=== Task brief ===
Restate each line of the listing exactly, without carrying over any pictures.

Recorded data
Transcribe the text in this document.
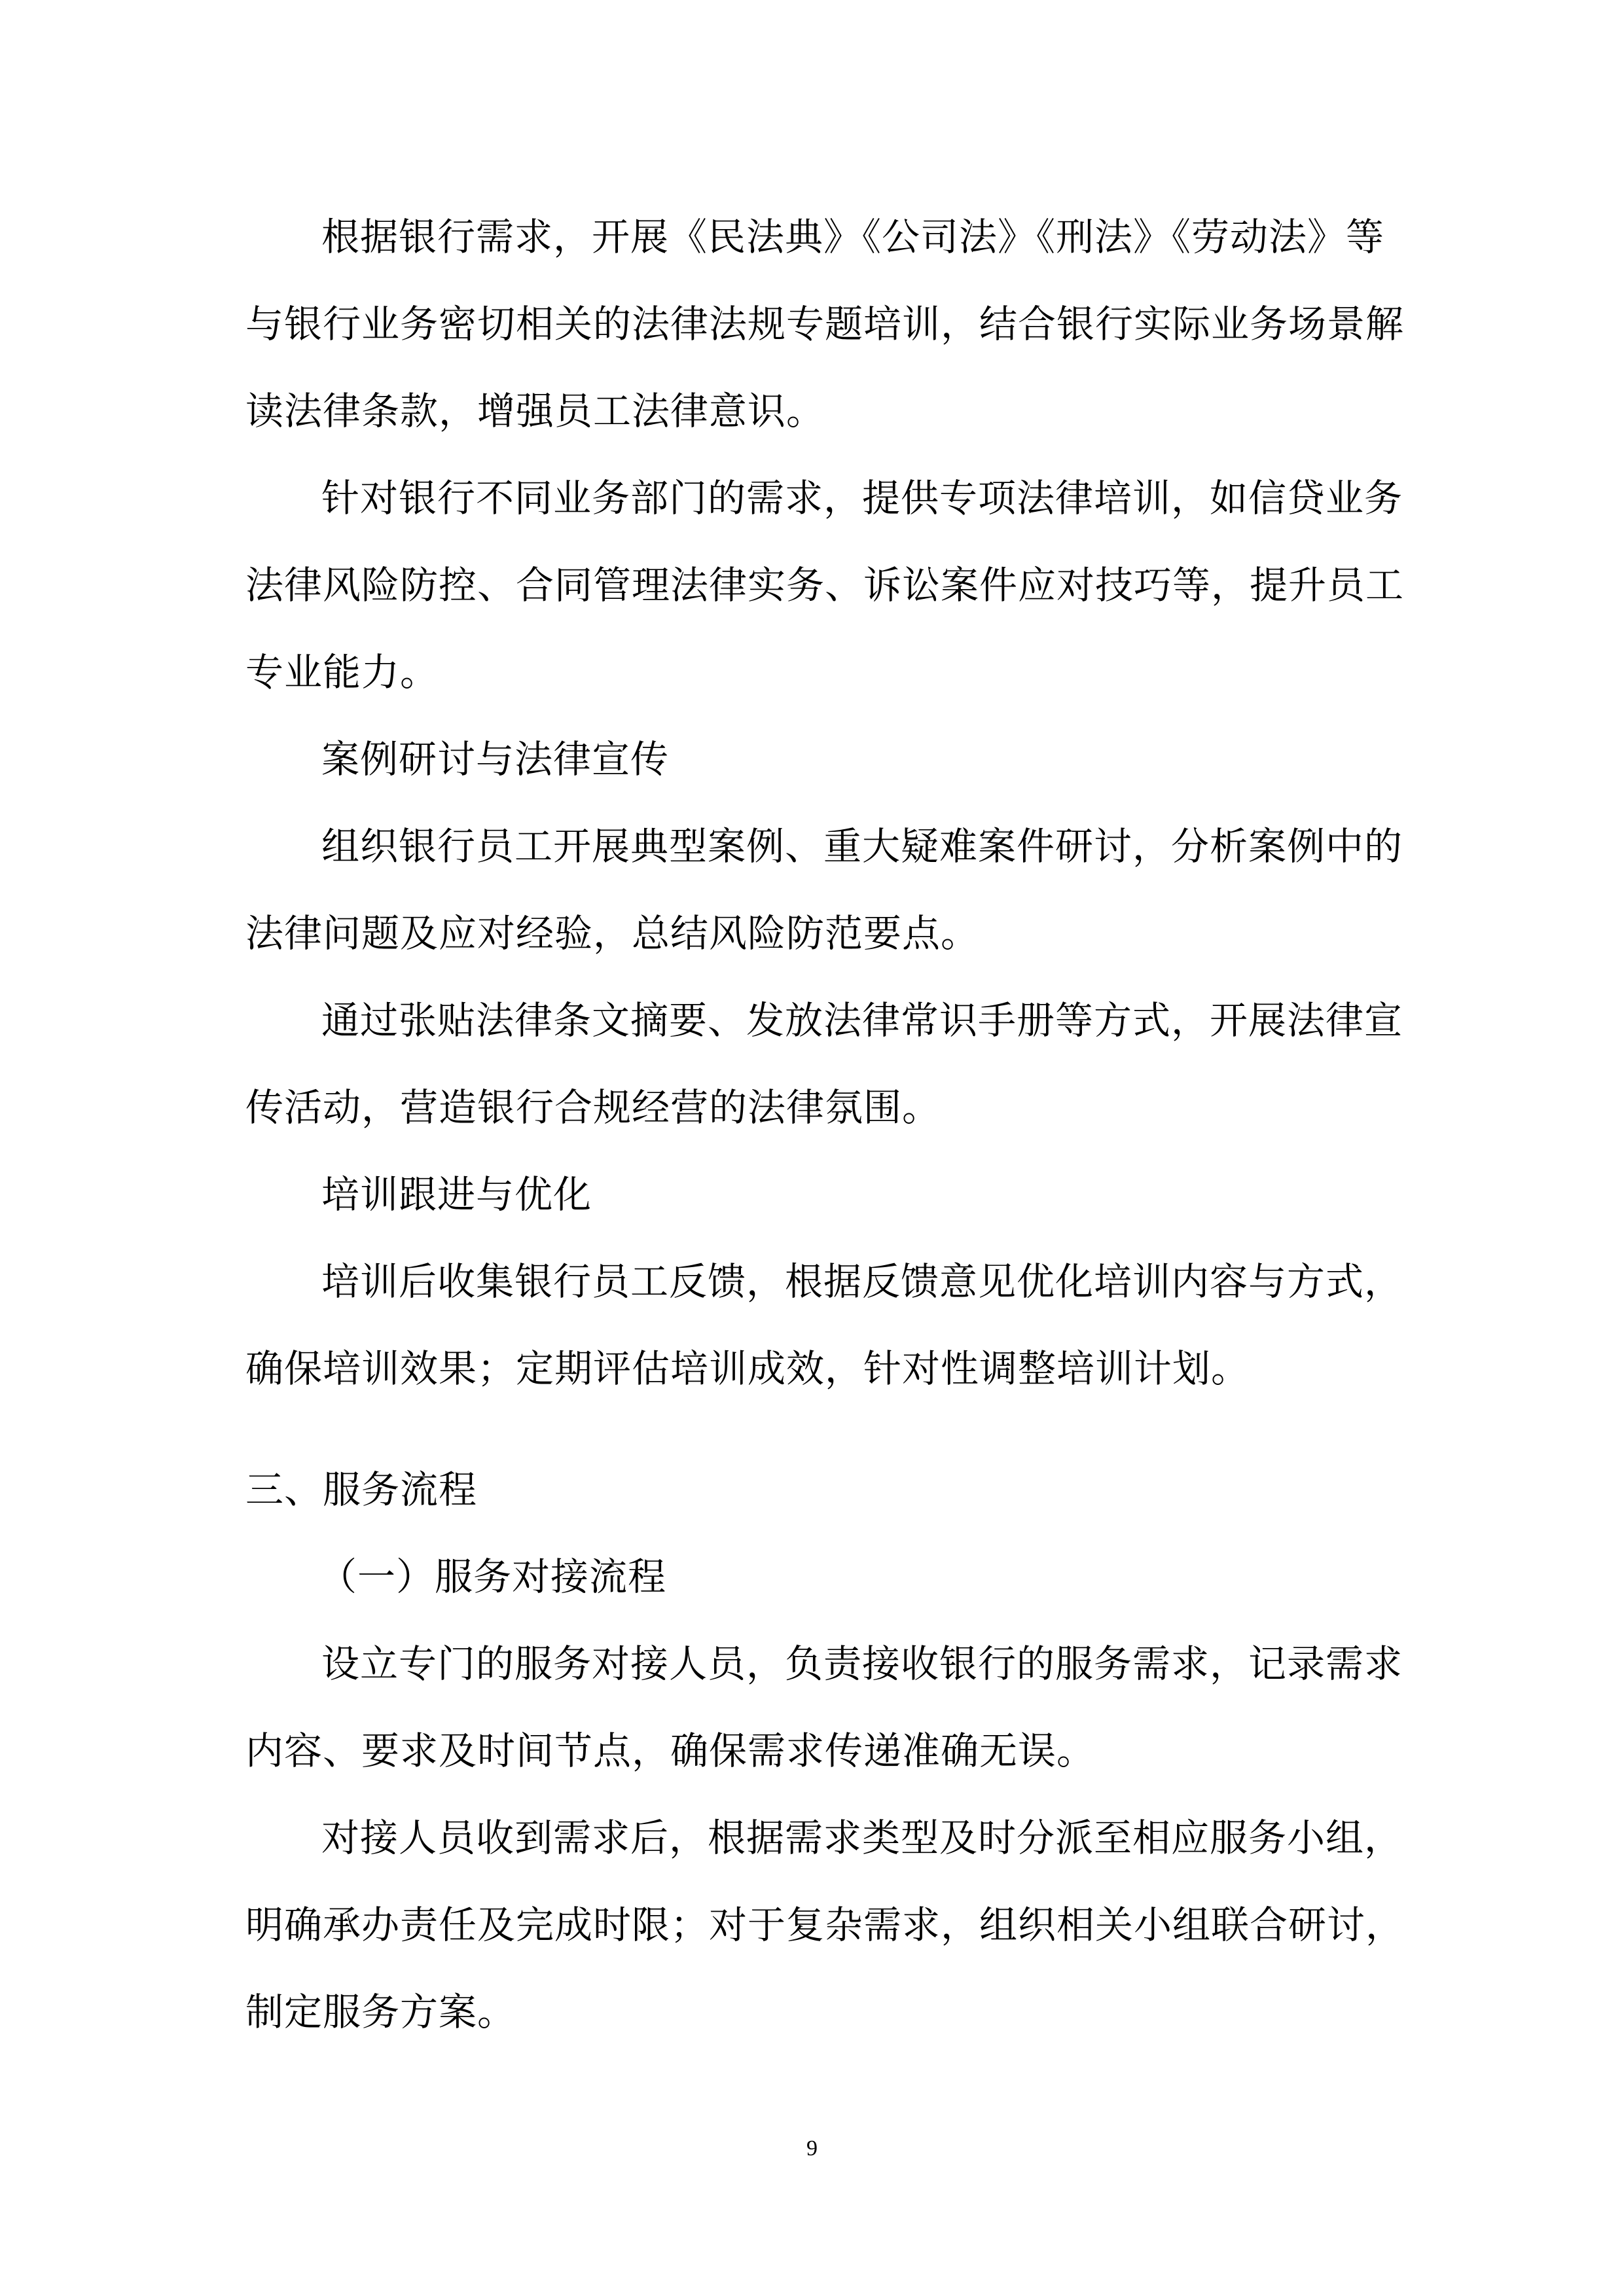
根据银行需求，开展《民法典》《公司法》《刑法》《劳动法》等
与银行业务密切相关的法律法规专题培训，结合银行实际业务场景解
读法律条款，增强员工法律意识。
针对银行不同业务部门的需求，提供专项法律培训，如信贷业务
法律风险防控、合同管理法律实务、诉讼案件应对技巧等，提升员工
专业能力。
案例研讨与法律宣传
组织银行员工开展典型案例、重大疑难案件研讨，分析案例中的
法律问题及应对经验，总结风险防范要点。
通过张贴法律条文摘要、发放法律常识手册等方式，开展法律宣
传活动，营造银行合规经营的法律氛围。
培训跟进与优化
培训后收集银行员工反馈，根据反馈意见优化培训内容与方式，
确保培训效果；定期评估培训成效，针对性调整培训计划。
三、服务流程
（一）服务对接流程
设立专门的服务对接人员，负责接收银行的服务需求，记录需求
内容、要求及时间节点，确保需求传递准确无误。
对接人员收到需求后，根据需求类型及时分派至相应服务小组，
明确承办责任及完成时限；对于复杂需求，组织相关小组联合研讨，
制定服务方案。
9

=== Solution for this exercise ===
Transcribe the text in this document.
根据银行需求，开展《民法典》《公司法》《刑法》《劳动法》等
与银行业务密切相关的法律法规专题培训，结合银行实际业务场景解
读法律条款，增强员工法律意识。
针对银行不同业务部门的需求，提供专项法律培训，如信贷业务
法律风险防控、合同管理法律实务、诉讼案件应对技巧等，提升员工
专业能力。
案例研讨与法律宣传
组织银行员工开展典型案例、重大疑难案件研讨，分析案例中的
法律问题及应对经验，总结风险防范要点。
通过张贴法律条文摘要、发放法律常识手册等方式，开展法律宣
传活动，营造银行合规经营的法律氛围。
培训跟进与优化
培训后收集银行员工反馈，根据反馈意见优化培训内容与方式，
确保培训效果；定期评估培训成效，针对性调整培训计划。
三、服务流程
（一）服务对接流程
设立专门的服务对接人员，负责接收银行的服务需求，记录需求
内容、要求及时间节点，确保需求传递准确无误。
对接人员收到需求后，根据需求类型及时分派至相应服务小组，
明确承办责任及完成时限；对于复杂需求，组织相关小组联合研讨，
制定服务方案。
9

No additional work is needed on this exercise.